## WHAT THE EXERCISE ASKS
Write each line exactly as it stands, from the line containing "Read this page and output its text content." through the end of the data.
******
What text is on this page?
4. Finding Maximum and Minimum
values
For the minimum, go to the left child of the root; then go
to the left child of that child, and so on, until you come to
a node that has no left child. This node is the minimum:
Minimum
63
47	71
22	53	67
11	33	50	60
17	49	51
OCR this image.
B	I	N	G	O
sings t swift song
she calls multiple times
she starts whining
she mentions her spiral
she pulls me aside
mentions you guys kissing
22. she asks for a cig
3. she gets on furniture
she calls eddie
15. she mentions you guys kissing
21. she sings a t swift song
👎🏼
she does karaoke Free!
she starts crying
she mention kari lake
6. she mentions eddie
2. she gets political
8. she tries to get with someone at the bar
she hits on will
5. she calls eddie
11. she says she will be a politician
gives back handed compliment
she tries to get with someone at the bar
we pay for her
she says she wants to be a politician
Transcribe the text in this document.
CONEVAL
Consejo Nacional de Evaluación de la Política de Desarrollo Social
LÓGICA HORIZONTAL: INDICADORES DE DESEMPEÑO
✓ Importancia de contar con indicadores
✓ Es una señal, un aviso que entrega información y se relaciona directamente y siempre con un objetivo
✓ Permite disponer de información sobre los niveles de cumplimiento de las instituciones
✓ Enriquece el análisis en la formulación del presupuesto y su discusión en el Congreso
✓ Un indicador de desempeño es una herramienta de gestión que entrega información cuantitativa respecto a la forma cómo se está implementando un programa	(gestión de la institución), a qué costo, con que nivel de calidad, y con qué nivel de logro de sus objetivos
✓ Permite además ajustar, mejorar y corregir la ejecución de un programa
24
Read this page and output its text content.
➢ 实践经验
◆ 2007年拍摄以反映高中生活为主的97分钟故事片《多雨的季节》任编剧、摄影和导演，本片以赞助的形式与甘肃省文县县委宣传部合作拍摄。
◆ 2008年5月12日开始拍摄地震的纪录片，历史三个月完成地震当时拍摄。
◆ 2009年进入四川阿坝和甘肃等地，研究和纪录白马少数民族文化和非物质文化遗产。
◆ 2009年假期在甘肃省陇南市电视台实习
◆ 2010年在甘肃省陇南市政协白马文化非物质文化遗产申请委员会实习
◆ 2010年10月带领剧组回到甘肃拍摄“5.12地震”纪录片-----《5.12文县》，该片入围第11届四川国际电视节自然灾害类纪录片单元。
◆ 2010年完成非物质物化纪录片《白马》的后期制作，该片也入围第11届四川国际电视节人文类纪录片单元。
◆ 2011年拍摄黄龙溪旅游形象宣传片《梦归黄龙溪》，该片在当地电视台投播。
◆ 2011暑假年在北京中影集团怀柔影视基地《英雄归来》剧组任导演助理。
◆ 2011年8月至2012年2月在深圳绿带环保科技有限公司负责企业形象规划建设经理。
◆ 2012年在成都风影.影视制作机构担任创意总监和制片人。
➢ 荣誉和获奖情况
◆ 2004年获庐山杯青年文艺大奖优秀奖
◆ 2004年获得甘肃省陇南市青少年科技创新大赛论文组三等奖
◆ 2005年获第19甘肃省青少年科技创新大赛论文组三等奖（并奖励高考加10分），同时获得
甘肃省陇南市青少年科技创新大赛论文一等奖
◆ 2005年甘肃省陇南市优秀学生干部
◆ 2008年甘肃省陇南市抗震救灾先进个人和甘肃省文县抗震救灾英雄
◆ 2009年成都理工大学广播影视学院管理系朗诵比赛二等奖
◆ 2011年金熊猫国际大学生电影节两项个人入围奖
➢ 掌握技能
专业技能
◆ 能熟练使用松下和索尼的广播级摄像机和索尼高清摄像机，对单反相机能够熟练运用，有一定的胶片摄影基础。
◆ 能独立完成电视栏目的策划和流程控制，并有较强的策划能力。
******
## RESULT FOR THIS TASK
Read this page and output its text content.
➢ 实践经验
◆ 2007年拍摄以反映高中生活为主的97分钟故事片《多雨的季节》任编剧、摄影和导演，本片以赞助的形式与甘肃省文县县委宣传部合作拍摄。
◆ 2008年5月12日开始拍摄地震的纪录片，历史三个月完成地震当时拍摄。
◆ 2009年进入四川阿坝和甘肃等地，研究和纪录白马少数民族文化和非物质文化遗产。
◆ 2009年假期在甘肃省陇南市电视台实习
◆ 2010年在甘肃省陇南市政协白马文化非物质文化遗产申请委员会实习
◆ 2010年10月带领剧组回到甘肃拍摄“5.12地震”纪录片-----《5.12文县》，该片入围第11届四川国际电视节自然灾害类纪录片单元。
◆ 2010年完成非物质物化纪录片《白马》的后期制作，该片也入围第11届四川国际电视节人文类纪录片单元。
◆ 2011年拍摄黄龙溪旅游形象宣传片《梦归黄龙溪》，该片在当地电视台投播。
◆ 2011暑假年在北京中影集团怀柔影视基地《英雄归来》剧组任导演助理。
◆ 2011年8月至2012年2月在深圳绿带环保科技有限公司负责企业形象规划建设经理。
◆ 2012年在成都风影.影视制作机构担任创意总监和制片人。
➢ 荣誉和获奖情况
◆ 2004年获庐山杯青年文艺大奖优秀奖
◆ 2004年获得甘肃省陇南市青少年科技创新大赛论文组三等奖
◆ 2005年获第19甘肃省青少年科技创新大赛论文组三等奖（并奖励高考加10分），同时获得
甘肃省陇南市青少年科技创新大赛论文一等奖
◆ 2005年甘肃省陇南市优秀学生干部
◆ 2008年甘肃省陇南市抗震救灾先进个人和甘肃省文县抗震救灾英雄
◆ 2009年成都理工大学广播影视学院管理系朗诵比赛二等奖
◆ 2011年金熊猫国际大学生电影节两项个人入围奖
➢ 掌握技能
专业技能
◆ 能熟练使用松下和索尼的广播级摄像机和索尼高清摄像机，对单反相机能够熟练运用，有一定的胶片摄影基础。
◆ 能独立完成电视栏目的策划和流程控制，并有较强的策划能力。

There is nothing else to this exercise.